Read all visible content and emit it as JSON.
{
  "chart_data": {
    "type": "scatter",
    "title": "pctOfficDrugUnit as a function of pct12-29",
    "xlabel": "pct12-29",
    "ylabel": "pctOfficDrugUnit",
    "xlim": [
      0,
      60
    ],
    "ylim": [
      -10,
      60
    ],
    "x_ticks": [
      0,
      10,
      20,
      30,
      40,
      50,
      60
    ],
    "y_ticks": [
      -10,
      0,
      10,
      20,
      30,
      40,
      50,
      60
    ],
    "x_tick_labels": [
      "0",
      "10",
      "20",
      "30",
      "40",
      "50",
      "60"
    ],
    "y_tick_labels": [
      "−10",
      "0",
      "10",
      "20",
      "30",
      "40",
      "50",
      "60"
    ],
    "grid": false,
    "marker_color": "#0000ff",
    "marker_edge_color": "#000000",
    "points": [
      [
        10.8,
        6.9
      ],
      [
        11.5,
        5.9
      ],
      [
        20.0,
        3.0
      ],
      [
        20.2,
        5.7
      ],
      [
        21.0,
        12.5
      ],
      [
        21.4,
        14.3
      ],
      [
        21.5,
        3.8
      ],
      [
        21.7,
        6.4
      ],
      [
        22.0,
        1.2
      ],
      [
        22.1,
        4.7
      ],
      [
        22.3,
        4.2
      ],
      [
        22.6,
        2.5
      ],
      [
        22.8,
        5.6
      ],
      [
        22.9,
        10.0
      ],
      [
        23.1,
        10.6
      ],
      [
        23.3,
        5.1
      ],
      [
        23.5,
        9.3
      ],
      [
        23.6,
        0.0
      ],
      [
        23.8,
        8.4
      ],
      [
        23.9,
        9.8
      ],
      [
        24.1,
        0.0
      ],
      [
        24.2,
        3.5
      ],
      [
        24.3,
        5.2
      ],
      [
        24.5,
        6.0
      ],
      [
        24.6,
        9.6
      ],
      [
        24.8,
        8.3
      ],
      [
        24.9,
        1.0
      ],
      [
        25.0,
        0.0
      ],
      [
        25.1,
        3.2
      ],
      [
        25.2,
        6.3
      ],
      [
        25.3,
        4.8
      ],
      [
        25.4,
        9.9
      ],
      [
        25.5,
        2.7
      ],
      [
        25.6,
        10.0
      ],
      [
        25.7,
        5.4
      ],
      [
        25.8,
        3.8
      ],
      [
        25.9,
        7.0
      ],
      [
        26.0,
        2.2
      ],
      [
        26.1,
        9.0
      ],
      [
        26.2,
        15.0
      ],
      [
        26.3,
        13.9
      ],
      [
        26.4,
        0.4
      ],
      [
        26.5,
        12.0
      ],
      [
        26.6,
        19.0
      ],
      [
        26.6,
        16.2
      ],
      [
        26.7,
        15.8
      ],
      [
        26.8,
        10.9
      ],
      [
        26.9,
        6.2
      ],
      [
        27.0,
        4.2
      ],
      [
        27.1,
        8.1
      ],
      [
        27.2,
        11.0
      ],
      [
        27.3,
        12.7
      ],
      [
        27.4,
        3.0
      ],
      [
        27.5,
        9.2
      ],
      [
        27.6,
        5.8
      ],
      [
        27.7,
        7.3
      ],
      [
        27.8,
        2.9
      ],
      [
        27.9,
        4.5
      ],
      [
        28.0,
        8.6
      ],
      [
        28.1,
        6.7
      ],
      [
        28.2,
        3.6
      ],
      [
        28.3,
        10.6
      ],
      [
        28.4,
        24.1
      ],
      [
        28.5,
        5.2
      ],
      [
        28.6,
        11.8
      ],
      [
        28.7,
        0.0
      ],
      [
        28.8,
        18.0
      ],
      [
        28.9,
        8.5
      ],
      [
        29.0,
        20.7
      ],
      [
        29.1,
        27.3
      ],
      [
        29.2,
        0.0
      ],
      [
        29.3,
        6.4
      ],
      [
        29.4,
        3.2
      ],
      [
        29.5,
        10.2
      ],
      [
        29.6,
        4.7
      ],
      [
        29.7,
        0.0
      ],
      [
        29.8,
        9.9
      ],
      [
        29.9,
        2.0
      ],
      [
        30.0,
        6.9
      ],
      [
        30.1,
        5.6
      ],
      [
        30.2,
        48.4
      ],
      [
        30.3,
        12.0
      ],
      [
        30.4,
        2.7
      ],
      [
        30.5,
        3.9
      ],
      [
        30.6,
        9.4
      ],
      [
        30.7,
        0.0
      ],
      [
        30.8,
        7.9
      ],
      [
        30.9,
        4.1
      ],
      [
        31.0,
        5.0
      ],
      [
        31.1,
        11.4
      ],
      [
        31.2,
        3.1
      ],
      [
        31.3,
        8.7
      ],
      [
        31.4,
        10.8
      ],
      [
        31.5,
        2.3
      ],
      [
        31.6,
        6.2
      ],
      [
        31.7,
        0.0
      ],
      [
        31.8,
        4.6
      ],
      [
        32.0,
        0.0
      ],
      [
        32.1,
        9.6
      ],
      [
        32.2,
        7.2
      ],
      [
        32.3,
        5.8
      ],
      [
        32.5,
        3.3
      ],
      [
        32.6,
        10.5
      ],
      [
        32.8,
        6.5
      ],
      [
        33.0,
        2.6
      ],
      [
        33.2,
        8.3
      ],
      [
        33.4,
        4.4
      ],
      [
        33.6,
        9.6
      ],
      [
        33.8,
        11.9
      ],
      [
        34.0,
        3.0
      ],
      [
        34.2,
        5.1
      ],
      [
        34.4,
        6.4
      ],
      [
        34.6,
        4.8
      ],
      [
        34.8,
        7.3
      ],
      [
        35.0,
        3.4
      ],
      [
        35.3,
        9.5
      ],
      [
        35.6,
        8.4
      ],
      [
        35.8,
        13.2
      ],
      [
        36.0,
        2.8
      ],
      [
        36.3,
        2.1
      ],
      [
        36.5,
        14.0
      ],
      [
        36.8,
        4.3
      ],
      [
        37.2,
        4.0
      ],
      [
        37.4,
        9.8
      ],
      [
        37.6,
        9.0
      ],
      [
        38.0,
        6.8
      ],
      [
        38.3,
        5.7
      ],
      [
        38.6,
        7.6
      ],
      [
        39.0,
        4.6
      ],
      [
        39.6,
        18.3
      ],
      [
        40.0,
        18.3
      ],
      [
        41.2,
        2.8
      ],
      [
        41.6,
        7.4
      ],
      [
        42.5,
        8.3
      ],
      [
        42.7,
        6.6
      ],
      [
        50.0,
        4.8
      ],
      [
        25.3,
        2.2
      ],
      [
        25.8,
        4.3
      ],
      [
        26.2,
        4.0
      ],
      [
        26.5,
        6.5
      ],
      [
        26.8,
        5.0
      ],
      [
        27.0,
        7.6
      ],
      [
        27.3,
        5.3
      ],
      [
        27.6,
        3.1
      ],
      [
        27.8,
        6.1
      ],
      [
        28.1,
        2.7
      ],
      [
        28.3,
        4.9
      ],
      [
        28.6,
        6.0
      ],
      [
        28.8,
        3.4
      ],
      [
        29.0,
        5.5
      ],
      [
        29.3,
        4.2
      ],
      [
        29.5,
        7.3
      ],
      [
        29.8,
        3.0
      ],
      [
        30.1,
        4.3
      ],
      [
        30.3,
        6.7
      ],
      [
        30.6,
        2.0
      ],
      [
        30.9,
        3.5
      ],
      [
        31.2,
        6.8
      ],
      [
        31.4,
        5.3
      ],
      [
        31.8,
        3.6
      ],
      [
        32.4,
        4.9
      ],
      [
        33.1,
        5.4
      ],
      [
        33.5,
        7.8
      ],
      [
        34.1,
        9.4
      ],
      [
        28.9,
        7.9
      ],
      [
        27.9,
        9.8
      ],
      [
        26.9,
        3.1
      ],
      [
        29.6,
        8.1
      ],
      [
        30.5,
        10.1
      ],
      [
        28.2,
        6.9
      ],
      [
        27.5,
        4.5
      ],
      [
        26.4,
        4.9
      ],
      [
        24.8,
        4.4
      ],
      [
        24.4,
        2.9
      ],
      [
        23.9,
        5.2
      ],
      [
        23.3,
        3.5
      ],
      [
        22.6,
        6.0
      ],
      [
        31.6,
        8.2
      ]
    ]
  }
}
■ ■ ■ ■ ■ ■ ■
- **Required work**:
Copy each line of the preceding data that contains the string "pctOfficDrugUnit".

- **Output**:
    "title": "pctOfficDrugUnit as a function of pct12-29",
    "ylabel": "pctOfficDrugUnit",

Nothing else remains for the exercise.